===== Stored records

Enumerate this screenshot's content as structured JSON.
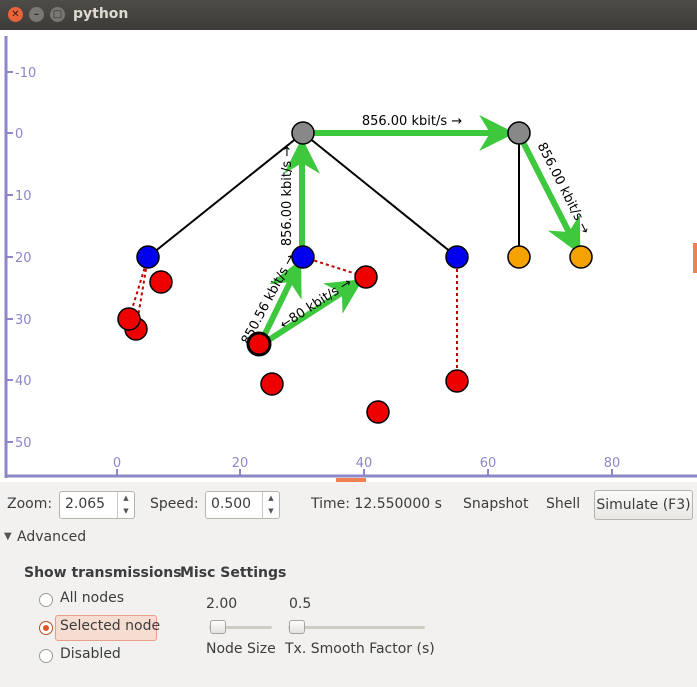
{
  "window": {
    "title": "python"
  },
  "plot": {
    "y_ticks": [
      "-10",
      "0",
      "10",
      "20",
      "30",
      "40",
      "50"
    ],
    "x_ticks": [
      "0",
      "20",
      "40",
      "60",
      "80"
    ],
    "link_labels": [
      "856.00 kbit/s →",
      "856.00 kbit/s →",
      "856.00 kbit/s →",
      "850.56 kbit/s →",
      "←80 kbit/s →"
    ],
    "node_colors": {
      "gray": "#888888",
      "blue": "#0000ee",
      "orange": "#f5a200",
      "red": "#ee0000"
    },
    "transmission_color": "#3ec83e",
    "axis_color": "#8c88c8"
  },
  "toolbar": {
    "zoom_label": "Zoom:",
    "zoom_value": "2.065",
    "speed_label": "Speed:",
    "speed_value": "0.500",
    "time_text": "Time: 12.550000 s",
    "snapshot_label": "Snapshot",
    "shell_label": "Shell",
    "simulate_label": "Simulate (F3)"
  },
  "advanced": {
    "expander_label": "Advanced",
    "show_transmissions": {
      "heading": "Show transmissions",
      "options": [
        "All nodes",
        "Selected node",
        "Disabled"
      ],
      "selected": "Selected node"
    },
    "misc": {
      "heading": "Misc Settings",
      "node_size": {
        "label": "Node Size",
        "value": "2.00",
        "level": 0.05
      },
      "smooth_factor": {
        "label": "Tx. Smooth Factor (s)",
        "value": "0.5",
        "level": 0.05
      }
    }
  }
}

==========
===== Stored records

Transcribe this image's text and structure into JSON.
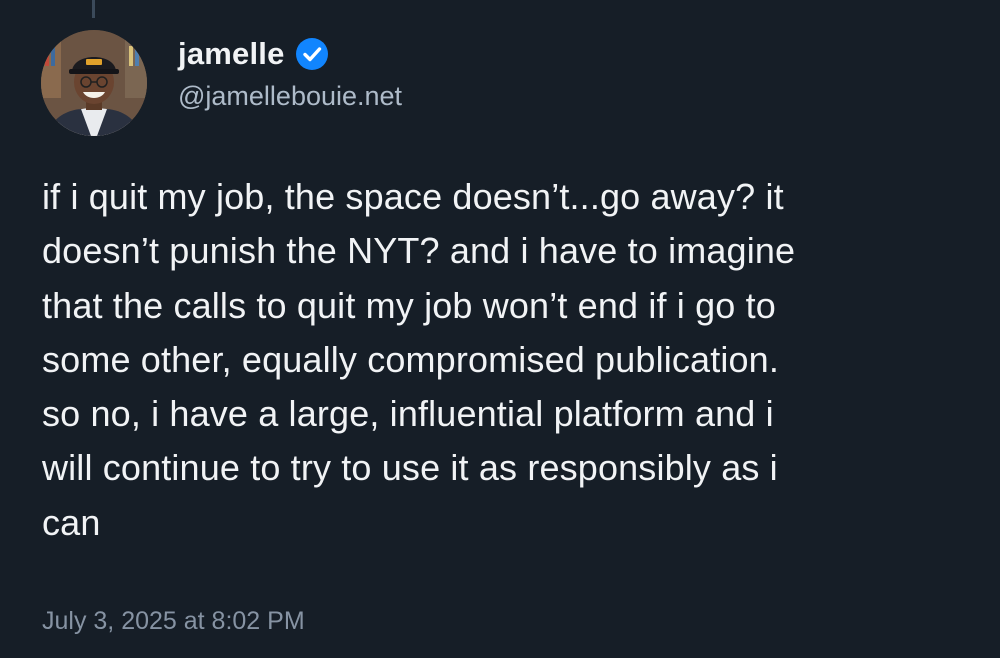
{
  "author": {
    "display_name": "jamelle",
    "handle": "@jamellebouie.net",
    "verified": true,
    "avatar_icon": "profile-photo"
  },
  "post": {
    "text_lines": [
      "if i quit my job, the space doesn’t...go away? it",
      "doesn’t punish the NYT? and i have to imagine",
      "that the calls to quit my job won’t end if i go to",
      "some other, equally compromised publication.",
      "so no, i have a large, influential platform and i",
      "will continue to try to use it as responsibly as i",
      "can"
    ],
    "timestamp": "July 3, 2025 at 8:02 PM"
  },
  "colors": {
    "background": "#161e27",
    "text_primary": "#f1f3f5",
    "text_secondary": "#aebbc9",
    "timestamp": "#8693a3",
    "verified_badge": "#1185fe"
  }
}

==========
===== Stored records

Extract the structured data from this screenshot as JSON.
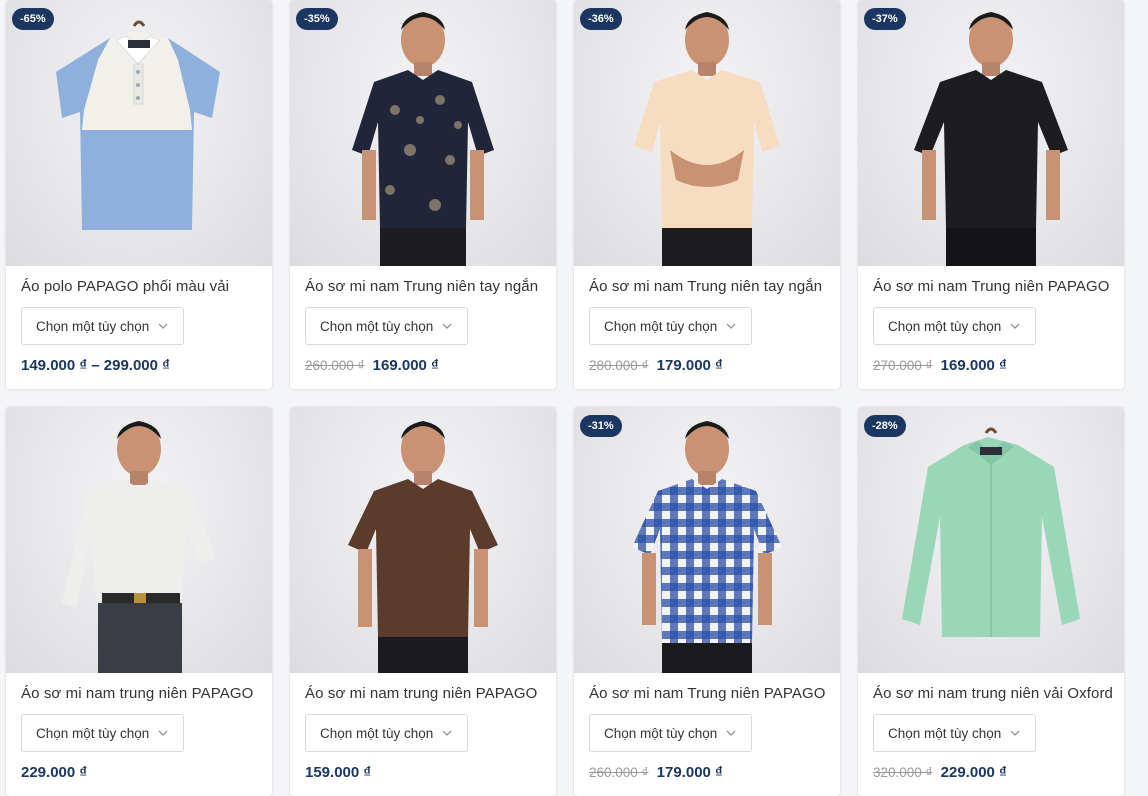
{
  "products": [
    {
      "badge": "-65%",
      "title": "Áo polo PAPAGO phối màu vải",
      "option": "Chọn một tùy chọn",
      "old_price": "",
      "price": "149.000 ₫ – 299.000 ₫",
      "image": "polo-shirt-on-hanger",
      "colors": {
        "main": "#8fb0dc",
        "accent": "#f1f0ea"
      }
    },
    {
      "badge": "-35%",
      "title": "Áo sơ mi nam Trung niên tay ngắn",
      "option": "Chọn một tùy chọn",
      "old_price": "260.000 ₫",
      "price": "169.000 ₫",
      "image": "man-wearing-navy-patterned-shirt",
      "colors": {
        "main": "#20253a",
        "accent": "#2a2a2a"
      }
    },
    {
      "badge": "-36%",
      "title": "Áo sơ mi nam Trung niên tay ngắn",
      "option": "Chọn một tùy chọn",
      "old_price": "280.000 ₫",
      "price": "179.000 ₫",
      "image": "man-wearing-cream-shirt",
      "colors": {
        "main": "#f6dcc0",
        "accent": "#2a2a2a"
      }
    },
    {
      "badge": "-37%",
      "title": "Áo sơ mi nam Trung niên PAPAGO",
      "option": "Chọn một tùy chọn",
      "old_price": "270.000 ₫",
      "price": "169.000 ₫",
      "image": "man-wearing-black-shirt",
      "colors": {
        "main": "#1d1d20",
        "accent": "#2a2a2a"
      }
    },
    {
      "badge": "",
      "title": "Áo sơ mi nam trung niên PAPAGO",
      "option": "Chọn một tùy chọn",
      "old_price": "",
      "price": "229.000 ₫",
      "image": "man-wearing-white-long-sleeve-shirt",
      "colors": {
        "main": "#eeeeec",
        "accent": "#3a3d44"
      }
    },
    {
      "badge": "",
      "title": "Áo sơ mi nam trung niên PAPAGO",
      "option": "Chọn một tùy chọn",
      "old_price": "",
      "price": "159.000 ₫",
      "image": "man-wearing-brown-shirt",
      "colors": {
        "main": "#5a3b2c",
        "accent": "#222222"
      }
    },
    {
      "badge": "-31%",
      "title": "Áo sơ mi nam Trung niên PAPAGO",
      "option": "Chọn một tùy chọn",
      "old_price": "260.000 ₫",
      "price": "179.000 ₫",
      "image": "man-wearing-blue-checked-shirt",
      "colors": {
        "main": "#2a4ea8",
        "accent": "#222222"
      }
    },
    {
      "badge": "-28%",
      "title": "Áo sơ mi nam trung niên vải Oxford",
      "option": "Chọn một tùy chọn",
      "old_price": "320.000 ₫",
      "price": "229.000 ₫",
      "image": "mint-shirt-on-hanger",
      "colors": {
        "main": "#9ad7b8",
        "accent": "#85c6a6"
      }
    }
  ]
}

==========

__Goal__:
Check each line above for the string "wearing" and show the ones that have it.

__Response to this exercise__:
      "image": "man-wearing-navy-patterned-shirt",
      "image": "man-wearing-cream-shirt",
      "image": "man-wearing-black-shirt",
      "image": "man-wearing-white-long-sleeve-shirt",
      "image": "man-wearing-brown-shirt",
      "image": "man-wearing-blue-checked-shirt",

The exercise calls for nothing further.